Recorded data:
────────────────
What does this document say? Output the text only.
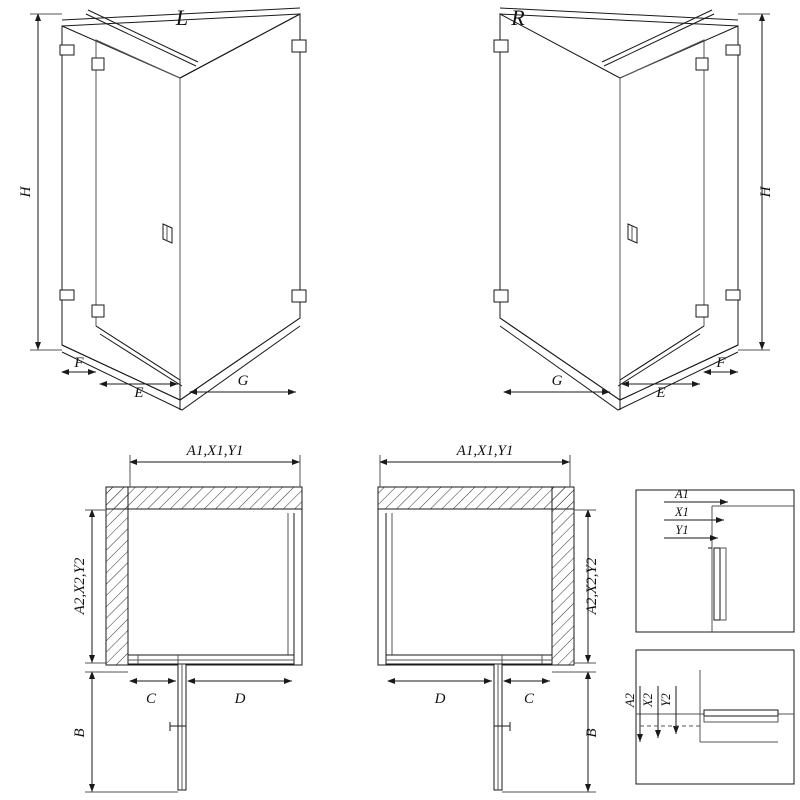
H
F
E
G
L
H
F
E
G
R
A1,X1,Y1
A2,X2,Y2
C	D
B
A1,X1,Y1
A2,X2,Y2
C
D
B
A1
X1
Y1
A2 X2 Y2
────────────────
# Task details
Every line of the data should be copied as it stands, without the images.

# Result of the task
What does this document say? Output the text only.
H
F
E
G
L
H
F
E
G
R
A1,X1,Y1
A2,X2,Y2
C	D
B
A1,X1,Y1
A2,X2,Y2
C
D
B
A1
X1
Y1
A2 X2 Y2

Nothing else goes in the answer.